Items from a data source
'''

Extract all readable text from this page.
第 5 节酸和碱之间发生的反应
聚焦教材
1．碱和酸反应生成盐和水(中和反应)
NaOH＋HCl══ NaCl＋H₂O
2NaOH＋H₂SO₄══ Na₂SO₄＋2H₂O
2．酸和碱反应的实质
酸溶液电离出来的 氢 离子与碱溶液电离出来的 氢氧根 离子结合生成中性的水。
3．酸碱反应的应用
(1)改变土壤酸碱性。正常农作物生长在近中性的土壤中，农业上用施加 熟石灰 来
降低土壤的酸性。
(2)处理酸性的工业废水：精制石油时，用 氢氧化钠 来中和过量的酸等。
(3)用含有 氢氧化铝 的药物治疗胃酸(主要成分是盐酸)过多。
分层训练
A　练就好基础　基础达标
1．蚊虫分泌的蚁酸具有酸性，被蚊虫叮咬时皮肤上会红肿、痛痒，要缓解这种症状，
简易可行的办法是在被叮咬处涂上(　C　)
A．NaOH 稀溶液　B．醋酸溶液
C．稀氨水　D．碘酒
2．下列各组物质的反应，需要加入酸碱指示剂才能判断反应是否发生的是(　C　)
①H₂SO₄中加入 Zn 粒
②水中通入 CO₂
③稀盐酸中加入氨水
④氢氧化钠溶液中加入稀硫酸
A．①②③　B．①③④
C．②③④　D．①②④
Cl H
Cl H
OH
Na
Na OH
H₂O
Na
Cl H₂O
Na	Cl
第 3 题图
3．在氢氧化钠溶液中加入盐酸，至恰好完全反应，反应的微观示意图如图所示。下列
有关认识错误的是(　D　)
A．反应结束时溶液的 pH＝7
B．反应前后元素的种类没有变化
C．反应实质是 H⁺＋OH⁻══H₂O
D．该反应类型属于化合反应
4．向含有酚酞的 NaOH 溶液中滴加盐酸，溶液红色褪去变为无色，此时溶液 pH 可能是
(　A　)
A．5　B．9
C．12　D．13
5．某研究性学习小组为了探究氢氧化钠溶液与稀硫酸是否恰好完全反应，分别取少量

'''

Aim of the exercise:
Each line of the listing should be echoed back exactly.

Result:
Extract all readable text from this page.
第 5 节酸和碱之间发生的反应
聚焦教材
1．碱和酸反应生成盐和水(中和反应)
NaOH＋HCl══ NaCl＋H₂O
2NaOH＋H₂SO₄══ Na₂SO₄＋2H₂O
2．酸和碱反应的实质
酸溶液电离出来的 氢 离子与碱溶液电离出来的 氢氧根 离子结合生成中性的水。
3．酸碱反应的应用
(1)改变土壤酸碱性。正常农作物生长在近中性的土壤中，农业上用施加 熟石灰 来
降低土壤的酸性。
(2)处理酸性的工业废水：精制石油时，用 氢氧化钠 来中和过量的酸等。
(3)用含有 氢氧化铝 的药物治疗胃酸(主要成分是盐酸)过多。
分层训练
A　练就好基础　基础达标
1．蚊虫分泌的蚁酸具有酸性，被蚊虫叮咬时皮肤上会红肿、痛痒，要缓解这种症状，
简易可行的办法是在被叮咬处涂上(　C　)
A．NaOH 稀溶液　B．醋酸溶液
C．稀氨水　D．碘酒
2．下列各组物质的反应，需要加入酸碱指示剂才能判断反应是否发生的是(　C　)
①H₂SO₄中加入 Zn 粒
②水中通入 CO₂
③稀盐酸中加入氨水
④氢氧化钠溶液中加入稀硫酸
A．①②③　B．①③④
C．②③④　D．①②④
Cl H
Cl H
OH
Na
Na OH
H₂O
Na
Cl H₂O
Na	Cl
第 3 题图
3．在氢氧化钠溶液中加入盐酸，至恰好完全反应，反应的微观示意图如图所示。下列
有关认识错误的是(　D　)
A．反应结束时溶液的 pH＝7
B．反应前后元素的种类没有变化
C．反应实质是 H⁺＋OH⁻══H₂O
D．该反应类型属于化合反应
4．向含有酚酞的 NaOH 溶液中滴加盐酸，溶液红色褪去变为无色，此时溶液 pH 可能是
(　A　)
A．5　B．9
C．12　D．13
5．某研究性学习小组为了探究氢氧化钠溶液与稀硫酸是否恰好完全反应，分别取少量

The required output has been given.